What needs to be done: Only the pictures are omitted; repeat all other data exactly.

Raw records:
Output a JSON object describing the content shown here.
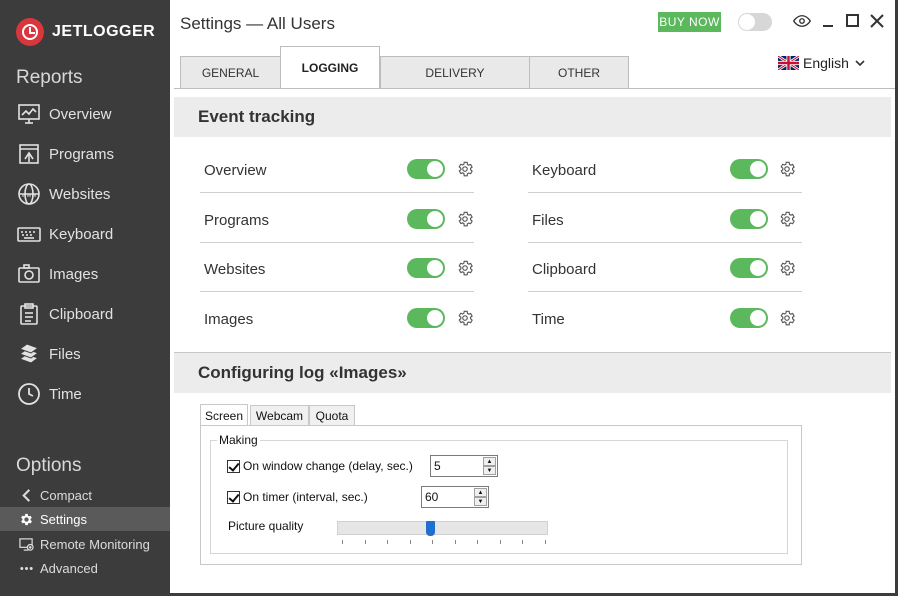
{
  "brand": {
    "name": "JETLOGGER",
    "color": "#d9363e"
  },
  "sidebar": {
    "reports_title": "Reports",
    "reports": [
      {
        "label": "Overview",
        "icon": "chart-board-icon"
      },
      {
        "label": "Programs",
        "icon": "programs-window-icon"
      },
      {
        "label": "Websites",
        "icon": "globe-www-icon"
      },
      {
        "label": "Keyboard",
        "icon": "keyboard-icon"
      },
      {
        "label": "Images",
        "icon": "camera-icon"
      },
      {
        "label": "Clipboard",
        "icon": "clipboard-icon"
      },
      {
        "label": "Files",
        "icon": "files-stack-icon"
      },
      {
        "label": "Time",
        "icon": "clock-icon"
      }
    ],
    "options_title": "Options",
    "options": [
      {
        "label": "Compact",
        "icon": "chevron-left-icon",
        "active": false
      },
      {
        "label": "Settings",
        "icon": "gear-icon",
        "active": true
      },
      {
        "label": "Remote Monitoring",
        "icon": "remote-monitor-icon",
        "active": false
      },
      {
        "label": "Advanced",
        "icon": "more-dots-icon",
        "active": false
      }
    ]
  },
  "header": {
    "title": "Settings — All Users",
    "buy_now": "BUY NOW",
    "accent_color": "#5cb85c"
  },
  "tabs": [
    {
      "label": "GENERAL",
      "active": false
    },
    {
      "label": "LOGGING",
      "active": true
    },
    {
      "label": "DELIVERY",
      "active": false
    },
    {
      "label": "OTHER",
      "active": false
    }
  ],
  "language": {
    "selected": "English",
    "flag": "uk-flag-icon"
  },
  "event_tracking": {
    "title": "Event tracking",
    "left": [
      {
        "label": "Overview",
        "enabled": true
      },
      {
        "label": "Programs",
        "enabled": true
      },
      {
        "label": "Websites",
        "enabled": true
      },
      {
        "label": "Images",
        "enabled": true
      }
    ],
    "right": [
      {
        "label": "Keyboard",
        "enabled": true
      },
      {
        "label": "Files",
        "enabled": true
      },
      {
        "label": "Clipboard",
        "enabled": true
      },
      {
        "label": "Time",
        "enabled": true
      }
    ]
  },
  "config": {
    "title": "Configuring log «Images»",
    "tabs": [
      "Screen",
      "Webcam",
      "Quota"
    ],
    "active_tab": "Screen",
    "group_title": "Making",
    "on_window_change": {
      "label": "On window change (delay, sec.)",
      "checked": true,
      "value": "5"
    },
    "on_timer": {
      "label": "On timer (interval, sec.)",
      "checked": true,
      "value": "60"
    },
    "picture_quality": {
      "label": "Picture quality",
      "level": 0.44
    }
  }
}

Solution to this problem:
Output a JSON object describing the content shown here.
{
  "brand": {
    "name": "JETLOGGER",
    "color": "#d9363e"
  },
  "sidebar": {
    "reports_title": "Reports",
    "reports": [
      {
        "label": "Overview",
        "icon": "chart-board-icon"
      },
      {
        "label": "Programs",
        "icon": "programs-window-icon"
      },
      {
        "label": "Websites",
        "icon": "globe-www-icon"
      },
      {
        "label": "Keyboard",
        "icon": "keyboard-icon"
      },
      {
        "label": "Images",
        "icon": "camera-icon"
      },
      {
        "label": "Clipboard",
        "icon": "clipboard-icon"
      },
      {
        "label": "Files",
        "icon": "files-stack-icon"
      },
      {
        "label": "Time",
        "icon": "clock-icon"
      }
    ],
    "options_title": "Options",
    "options": [
      {
        "label": "Compact",
        "icon": "chevron-left-icon",
        "active": false
      },
      {
        "label": "Settings",
        "icon": "gear-icon",
        "active": true
      },
      {
        "label": "Remote Monitoring",
        "icon": "remote-monitor-icon",
        "active": false
      },
      {
        "label": "Advanced",
        "icon": "more-dots-icon",
        "active": false
      }
    ]
  },
  "header": {
    "title": "Settings — All Users",
    "buy_now": "BUY NOW",
    "accent_color": "#5cb85c"
  },
  "tabs": [
    {
      "label": "GENERAL",
      "active": false
    },
    {
      "label": "LOGGING",
      "active": true
    },
    {
      "label": "DELIVERY",
      "active": false
    },
    {
      "label": "OTHER",
      "active": false
    }
  ],
  "language": {
    "selected": "English",
    "flag": "uk-flag-icon"
  },
  "event_tracking": {
    "title": "Event tracking",
    "left": [
      {
        "label": "Overview",
        "enabled": true
      },
      {
        "label": "Programs",
        "enabled": true
      },
      {
        "label": "Websites",
        "enabled": true
      },
      {
        "label": "Images",
        "enabled": true
      }
    ],
    "right": [
      {
        "label": "Keyboard",
        "enabled": true
      },
      {
        "label": "Files",
        "enabled": true
      },
      {
        "label": "Clipboard",
        "enabled": true
      },
      {
        "label": "Time",
        "enabled": true
      }
    ]
  },
  "config": {
    "title": "Configuring log «Images»",
    "tabs": [
      "Screen",
      "Webcam",
      "Quota"
    ],
    "active_tab": "Screen",
    "group_title": "Making",
    "on_window_change": {
      "label": "On window change (delay, sec.)",
      "checked": true,
      "value": "5"
    },
    "on_timer": {
      "label": "On timer (interval, sec.)",
      "checked": true,
      "value": "60"
    },
    "picture_quality": {
      "label": "Picture quality",
      "level": 0.44
    }
  }
}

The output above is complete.